▸ Input material
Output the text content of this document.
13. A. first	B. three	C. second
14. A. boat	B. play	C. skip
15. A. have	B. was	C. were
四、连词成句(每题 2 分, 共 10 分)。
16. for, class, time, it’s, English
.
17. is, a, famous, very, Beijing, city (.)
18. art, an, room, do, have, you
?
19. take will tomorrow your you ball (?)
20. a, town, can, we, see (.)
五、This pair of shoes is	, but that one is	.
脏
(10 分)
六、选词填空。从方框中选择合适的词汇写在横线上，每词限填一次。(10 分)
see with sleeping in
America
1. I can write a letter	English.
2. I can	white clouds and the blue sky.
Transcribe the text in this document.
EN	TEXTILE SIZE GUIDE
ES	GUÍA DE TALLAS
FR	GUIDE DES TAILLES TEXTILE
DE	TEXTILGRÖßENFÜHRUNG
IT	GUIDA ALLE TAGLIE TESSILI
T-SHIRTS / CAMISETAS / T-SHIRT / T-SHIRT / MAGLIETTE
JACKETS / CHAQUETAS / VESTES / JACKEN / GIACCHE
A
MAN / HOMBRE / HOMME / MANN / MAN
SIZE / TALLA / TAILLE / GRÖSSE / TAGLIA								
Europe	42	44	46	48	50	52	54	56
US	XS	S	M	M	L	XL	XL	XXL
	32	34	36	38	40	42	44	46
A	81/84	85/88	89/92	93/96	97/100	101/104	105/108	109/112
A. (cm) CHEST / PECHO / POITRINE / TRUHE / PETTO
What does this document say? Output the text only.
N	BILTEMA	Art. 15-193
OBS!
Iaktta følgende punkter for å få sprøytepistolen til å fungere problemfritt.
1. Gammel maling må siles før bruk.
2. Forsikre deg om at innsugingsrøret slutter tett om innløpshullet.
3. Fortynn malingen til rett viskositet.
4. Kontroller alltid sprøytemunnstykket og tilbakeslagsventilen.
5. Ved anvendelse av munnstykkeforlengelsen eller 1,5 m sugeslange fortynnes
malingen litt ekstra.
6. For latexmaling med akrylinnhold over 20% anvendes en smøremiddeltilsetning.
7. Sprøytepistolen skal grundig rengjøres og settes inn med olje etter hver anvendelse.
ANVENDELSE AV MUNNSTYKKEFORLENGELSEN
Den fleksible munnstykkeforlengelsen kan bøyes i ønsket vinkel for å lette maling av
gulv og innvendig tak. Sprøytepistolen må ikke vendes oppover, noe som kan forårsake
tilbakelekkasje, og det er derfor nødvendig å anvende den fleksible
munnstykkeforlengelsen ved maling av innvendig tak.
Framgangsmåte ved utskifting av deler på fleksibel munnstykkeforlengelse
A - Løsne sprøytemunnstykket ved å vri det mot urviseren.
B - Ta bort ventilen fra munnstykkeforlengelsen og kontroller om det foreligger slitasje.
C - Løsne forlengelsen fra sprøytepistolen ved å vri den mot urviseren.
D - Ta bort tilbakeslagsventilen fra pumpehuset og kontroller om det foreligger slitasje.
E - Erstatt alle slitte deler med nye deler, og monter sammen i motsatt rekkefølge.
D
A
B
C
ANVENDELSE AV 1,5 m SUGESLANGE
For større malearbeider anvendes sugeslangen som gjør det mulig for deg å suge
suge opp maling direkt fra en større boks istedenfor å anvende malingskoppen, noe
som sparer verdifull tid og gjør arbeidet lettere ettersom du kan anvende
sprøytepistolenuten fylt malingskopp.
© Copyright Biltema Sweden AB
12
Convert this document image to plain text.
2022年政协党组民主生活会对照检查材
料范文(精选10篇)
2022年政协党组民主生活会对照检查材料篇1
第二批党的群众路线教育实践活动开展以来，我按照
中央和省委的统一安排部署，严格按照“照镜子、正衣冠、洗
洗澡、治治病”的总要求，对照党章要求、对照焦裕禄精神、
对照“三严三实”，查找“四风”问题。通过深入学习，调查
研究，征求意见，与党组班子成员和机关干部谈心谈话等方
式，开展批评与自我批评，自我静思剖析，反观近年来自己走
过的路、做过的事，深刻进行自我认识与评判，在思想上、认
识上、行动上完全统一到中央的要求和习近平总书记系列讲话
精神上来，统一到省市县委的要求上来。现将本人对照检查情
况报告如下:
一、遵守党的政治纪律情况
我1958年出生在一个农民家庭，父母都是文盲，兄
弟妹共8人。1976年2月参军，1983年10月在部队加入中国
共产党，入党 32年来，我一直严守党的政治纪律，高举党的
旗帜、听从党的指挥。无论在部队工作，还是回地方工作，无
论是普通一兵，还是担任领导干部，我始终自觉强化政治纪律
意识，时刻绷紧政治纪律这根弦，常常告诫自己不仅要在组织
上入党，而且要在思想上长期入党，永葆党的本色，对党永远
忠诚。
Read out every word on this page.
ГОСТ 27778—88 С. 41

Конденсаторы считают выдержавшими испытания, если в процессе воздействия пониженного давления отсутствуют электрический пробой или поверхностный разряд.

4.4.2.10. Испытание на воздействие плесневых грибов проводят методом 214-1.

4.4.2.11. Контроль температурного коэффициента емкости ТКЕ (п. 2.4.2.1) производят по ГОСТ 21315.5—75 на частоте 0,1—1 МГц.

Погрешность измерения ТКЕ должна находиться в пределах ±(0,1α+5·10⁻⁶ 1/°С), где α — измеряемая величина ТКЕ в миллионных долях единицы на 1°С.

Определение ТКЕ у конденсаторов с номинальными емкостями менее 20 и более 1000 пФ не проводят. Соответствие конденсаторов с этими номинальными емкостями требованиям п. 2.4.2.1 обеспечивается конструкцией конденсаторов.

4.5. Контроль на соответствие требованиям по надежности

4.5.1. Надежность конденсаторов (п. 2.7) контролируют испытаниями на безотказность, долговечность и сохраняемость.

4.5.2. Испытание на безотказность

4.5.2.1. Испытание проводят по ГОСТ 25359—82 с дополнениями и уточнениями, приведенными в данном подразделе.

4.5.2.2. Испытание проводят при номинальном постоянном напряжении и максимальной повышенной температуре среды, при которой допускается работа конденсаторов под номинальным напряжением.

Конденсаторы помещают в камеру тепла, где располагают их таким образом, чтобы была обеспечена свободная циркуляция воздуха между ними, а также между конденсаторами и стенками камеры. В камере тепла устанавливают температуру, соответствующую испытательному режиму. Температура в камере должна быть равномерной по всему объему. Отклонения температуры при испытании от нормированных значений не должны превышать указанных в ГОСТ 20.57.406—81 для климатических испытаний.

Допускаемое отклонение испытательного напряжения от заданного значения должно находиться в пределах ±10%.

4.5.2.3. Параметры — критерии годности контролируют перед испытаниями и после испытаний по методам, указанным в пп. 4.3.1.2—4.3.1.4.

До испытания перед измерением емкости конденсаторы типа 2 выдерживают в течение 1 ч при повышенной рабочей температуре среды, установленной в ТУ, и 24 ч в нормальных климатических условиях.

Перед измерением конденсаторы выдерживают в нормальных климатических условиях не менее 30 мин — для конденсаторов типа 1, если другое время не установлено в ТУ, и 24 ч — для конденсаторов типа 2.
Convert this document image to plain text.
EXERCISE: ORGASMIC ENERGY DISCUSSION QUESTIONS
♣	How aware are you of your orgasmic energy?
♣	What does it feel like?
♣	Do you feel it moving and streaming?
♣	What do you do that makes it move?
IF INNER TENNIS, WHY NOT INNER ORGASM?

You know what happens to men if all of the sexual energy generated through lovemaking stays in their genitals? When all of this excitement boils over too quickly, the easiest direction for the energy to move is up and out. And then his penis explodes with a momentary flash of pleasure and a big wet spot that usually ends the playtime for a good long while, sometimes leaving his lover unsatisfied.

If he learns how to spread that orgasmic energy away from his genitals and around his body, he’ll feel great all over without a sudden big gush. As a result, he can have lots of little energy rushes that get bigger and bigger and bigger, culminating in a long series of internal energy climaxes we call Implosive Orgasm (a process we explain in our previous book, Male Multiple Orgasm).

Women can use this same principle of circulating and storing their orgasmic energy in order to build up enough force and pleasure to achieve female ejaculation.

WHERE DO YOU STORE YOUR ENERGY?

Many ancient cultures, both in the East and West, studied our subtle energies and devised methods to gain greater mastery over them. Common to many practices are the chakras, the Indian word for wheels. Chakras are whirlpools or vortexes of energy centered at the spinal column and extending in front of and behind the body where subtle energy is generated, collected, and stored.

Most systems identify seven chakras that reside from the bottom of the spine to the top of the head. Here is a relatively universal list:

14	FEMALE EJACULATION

▸ Written request
State the count of lines in the data holding the word "находиться", adding nothing to it.

▸ Reply
2